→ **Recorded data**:
• • •

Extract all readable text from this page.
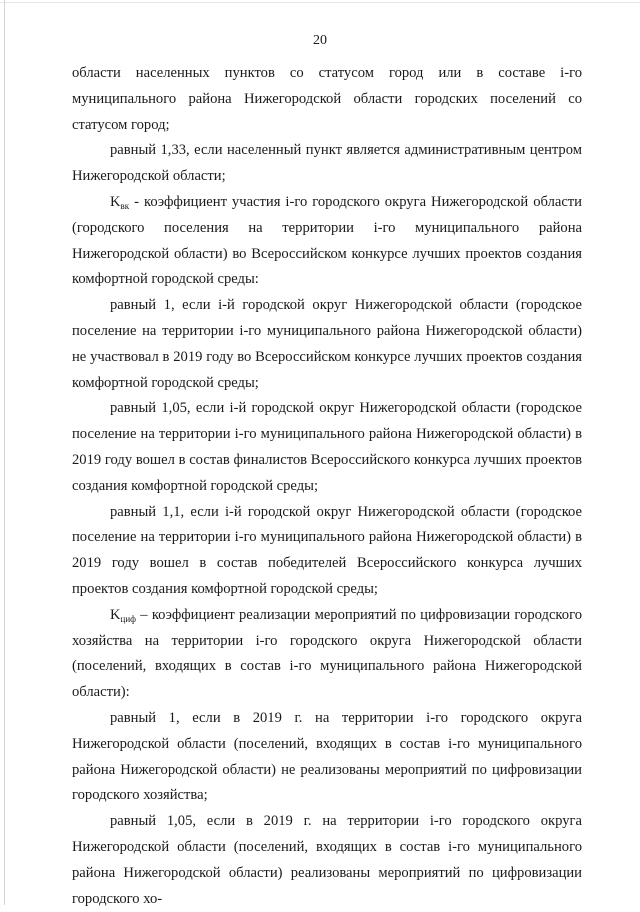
20

области населенных пунктов со статусом город или в составе i-го муниципального района Нижегородской области городских поселений со статусом город;

равный 1,33, если населенный пункт является административным центром Нижегородской области;

$K_{вк}$ - коэффициент участия i-го городского округа Нижегородской области (городского поселения на территории i-го муниципального района Нижегородской области) во Всероссийском конкурсе лучших проектов создания комфортной городской среды:

равный 1, если i-й городской округ Нижегородской области (городское поселение на территории i-го муниципального района Нижегородской области) не участвовал в 2019 году во Всероссийском конкурсе лучших проектов создания комфортной городской среды;

равный 1,05, если i-й городской округ Нижегородской области (городское поселение на территории i-го муниципального района Нижегородской области) в 2019 году вошел в состав финалистов Всероссийского конкурса лучших проектов создания комфортной городской среды;

равный 1,1, если i-й городской округ Нижегородской области (городское поселение на территории i-го муниципального района Нижегородской области) в 2019 году вошел в состав победителей Всероссийского конкурса лучших проектов создания комфортной городской среды;

$K_{циф}$ – коэффициент реализации мероприятий по цифровизации городского хозяйства на территории i-го городского округа Нижегородской области (поселений, входящих в состав i-го муниципального района Нижегородской области):

равный 1, если в 2019 г. на территории i-го городского округа Нижегородской области (поселений, входящих в состав i-го муниципального района Нижегородской области) не реализованы мероприятий по цифровизации городского хозяйства;

равный 1,05, если в 2019 г. на территории i-го городского округа Нижегородской области (поселений, входящих в состав i-го муниципального района Нижегородской области) реализованы мероприятий по цифровизации городского хо-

• • •

→ **WRITTEN EXERCISE**: Every line above that contains the word "цифровизации" should be reported.

→ **FULL RESPONSE**:
$K_{циф}$ – коэффициент реализации мероприятий по цифровизации городского хозяйства на территории i-го городского округа Нижегородской области (поселений, входящих в состав i-го муниципального района Нижегородской области):
равный 1, если в 2019 г. на территории i-го городского округа Нижегородской области (поселений, входящих в состав i-го муниципального района Нижегородской области) не реализованы мероприятий по цифровизации городского хозяйства;
равный 1,05, если в 2019 г. на территории i-го городского округа Нижегородской области (поселений, входящих в состав i-го муниципального района Нижегородской области) реализованы мероприятий по цифровизации городского хо-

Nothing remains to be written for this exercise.